— Requirement —
Locate each line with the string "Lista" in the listing below and copy it.
* Begin *
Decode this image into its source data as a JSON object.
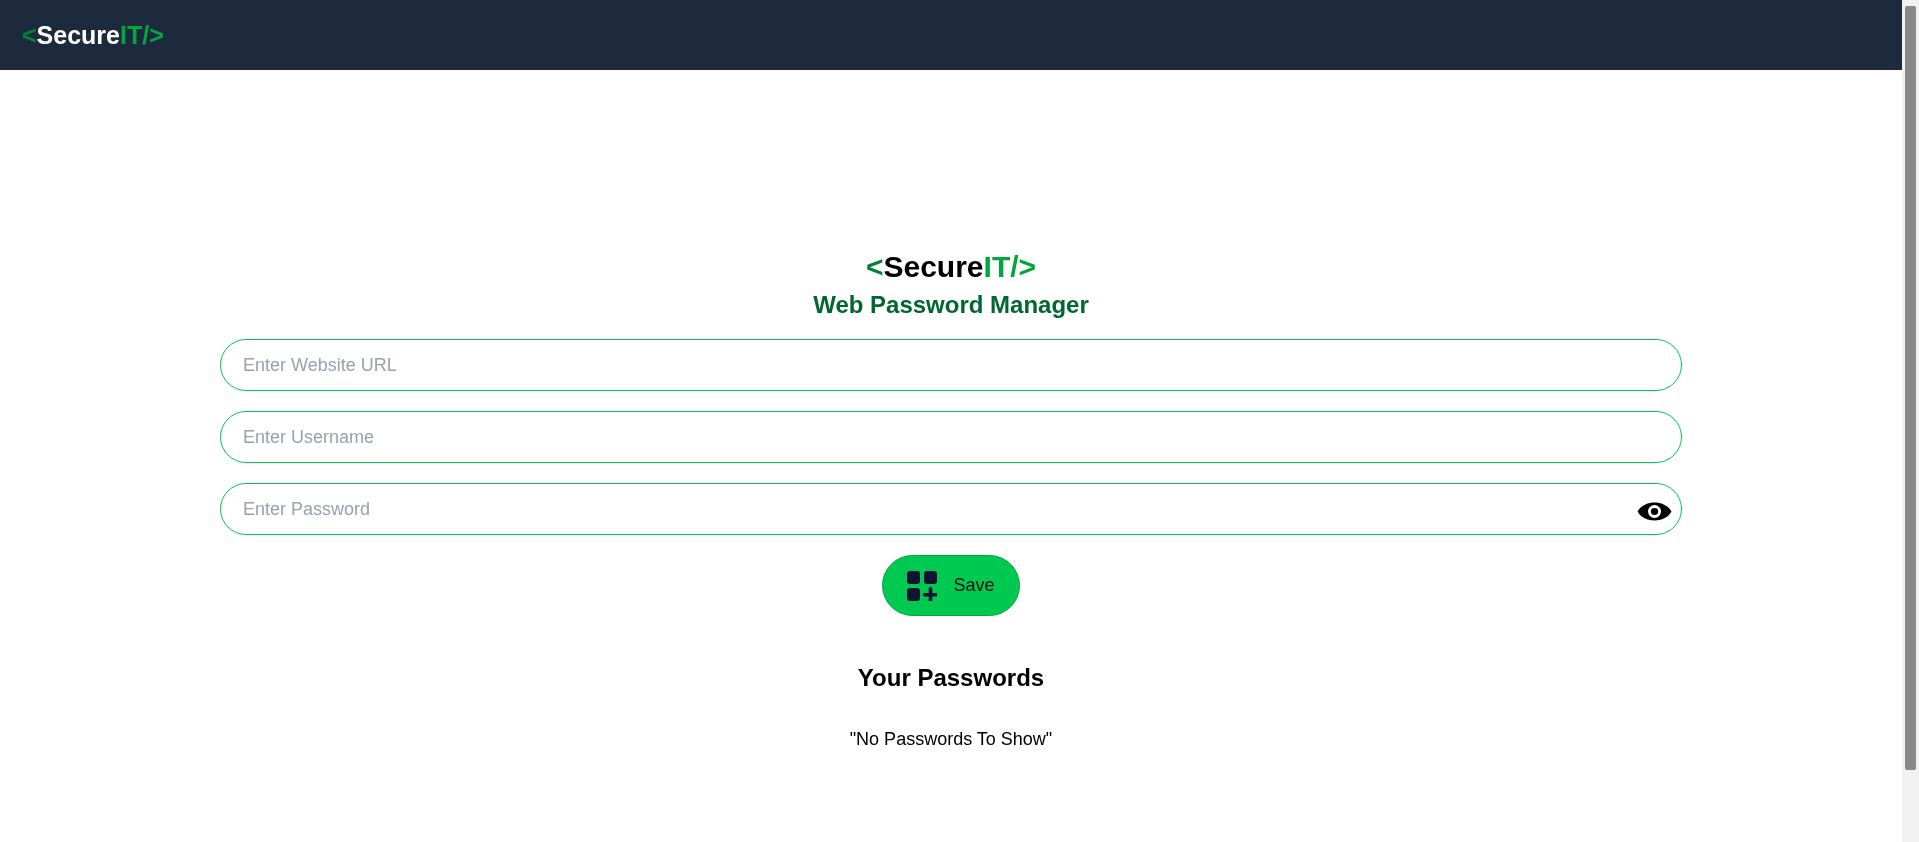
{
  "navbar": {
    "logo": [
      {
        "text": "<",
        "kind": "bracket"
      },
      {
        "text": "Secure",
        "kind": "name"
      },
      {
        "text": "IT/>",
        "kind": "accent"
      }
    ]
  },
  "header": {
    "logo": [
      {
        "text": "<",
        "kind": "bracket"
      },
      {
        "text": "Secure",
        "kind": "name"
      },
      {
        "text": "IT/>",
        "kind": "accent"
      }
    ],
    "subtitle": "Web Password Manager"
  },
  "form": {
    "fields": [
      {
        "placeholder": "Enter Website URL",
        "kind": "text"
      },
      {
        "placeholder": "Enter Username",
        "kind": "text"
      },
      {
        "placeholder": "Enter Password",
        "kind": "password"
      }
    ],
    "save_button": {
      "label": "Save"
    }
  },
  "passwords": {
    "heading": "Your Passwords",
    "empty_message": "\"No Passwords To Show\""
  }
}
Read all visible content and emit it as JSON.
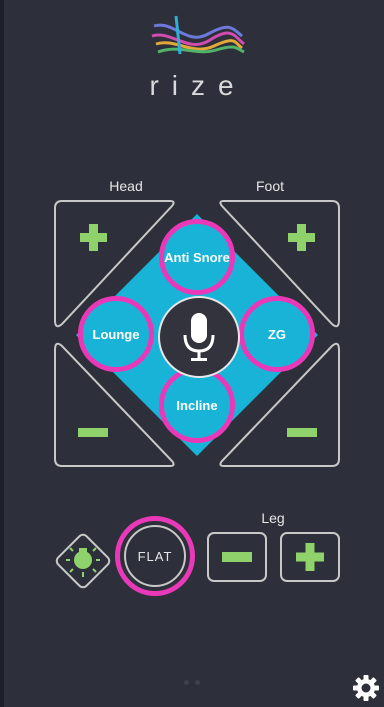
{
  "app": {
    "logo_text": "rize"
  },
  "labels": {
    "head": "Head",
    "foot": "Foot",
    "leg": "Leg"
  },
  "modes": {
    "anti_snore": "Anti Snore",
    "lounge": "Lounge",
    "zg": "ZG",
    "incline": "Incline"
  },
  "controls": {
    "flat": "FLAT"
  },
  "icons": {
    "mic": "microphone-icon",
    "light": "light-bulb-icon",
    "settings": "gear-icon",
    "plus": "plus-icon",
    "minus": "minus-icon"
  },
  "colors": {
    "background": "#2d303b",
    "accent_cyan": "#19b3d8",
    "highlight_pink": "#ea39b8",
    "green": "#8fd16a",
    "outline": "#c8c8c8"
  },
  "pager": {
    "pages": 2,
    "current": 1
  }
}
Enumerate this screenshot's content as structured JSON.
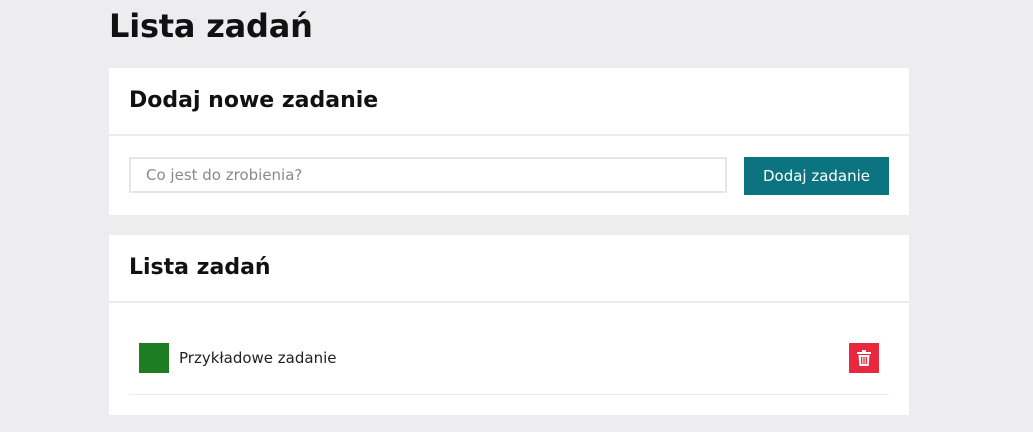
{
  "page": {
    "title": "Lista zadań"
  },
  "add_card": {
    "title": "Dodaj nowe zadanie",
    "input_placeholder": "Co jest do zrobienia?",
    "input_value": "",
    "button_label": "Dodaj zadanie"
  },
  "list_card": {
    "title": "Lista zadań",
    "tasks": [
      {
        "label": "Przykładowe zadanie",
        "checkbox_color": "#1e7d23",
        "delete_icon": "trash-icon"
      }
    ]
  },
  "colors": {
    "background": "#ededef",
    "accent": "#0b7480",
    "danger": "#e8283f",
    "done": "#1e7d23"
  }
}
* End *
— Result —
    "title": "Lista zadań"
    "title": "Lista zadań",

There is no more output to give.